WORK REQUIRED => Within the material below, find each line bearing the word "Achats" and present it.

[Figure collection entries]
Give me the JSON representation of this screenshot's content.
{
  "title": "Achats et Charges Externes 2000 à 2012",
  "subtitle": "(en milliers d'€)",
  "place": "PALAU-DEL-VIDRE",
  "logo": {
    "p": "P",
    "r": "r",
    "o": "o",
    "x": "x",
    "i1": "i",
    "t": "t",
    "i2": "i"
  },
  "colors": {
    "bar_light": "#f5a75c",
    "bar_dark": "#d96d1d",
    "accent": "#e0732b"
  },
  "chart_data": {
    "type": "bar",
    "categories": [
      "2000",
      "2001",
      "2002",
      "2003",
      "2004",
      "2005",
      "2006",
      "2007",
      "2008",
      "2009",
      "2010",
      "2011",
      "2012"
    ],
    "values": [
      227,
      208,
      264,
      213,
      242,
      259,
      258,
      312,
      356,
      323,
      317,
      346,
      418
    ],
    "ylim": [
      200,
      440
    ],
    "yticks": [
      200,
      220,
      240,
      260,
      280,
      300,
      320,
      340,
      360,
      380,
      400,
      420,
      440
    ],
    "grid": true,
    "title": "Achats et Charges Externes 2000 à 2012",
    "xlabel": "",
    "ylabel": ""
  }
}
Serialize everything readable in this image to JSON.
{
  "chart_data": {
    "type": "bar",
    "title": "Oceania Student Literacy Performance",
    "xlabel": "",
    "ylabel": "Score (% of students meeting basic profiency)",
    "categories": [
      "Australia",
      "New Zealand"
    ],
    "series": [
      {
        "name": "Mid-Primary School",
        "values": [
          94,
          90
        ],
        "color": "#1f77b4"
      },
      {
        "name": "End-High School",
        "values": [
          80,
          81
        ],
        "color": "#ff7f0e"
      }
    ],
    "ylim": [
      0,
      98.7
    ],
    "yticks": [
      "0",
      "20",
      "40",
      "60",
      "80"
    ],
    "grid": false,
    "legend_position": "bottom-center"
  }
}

OUTPUT =>
  "title": "Achats et Charges Externes 2000 à 2012",
    "title": "Achats et Charges Externes 2000 à 2012",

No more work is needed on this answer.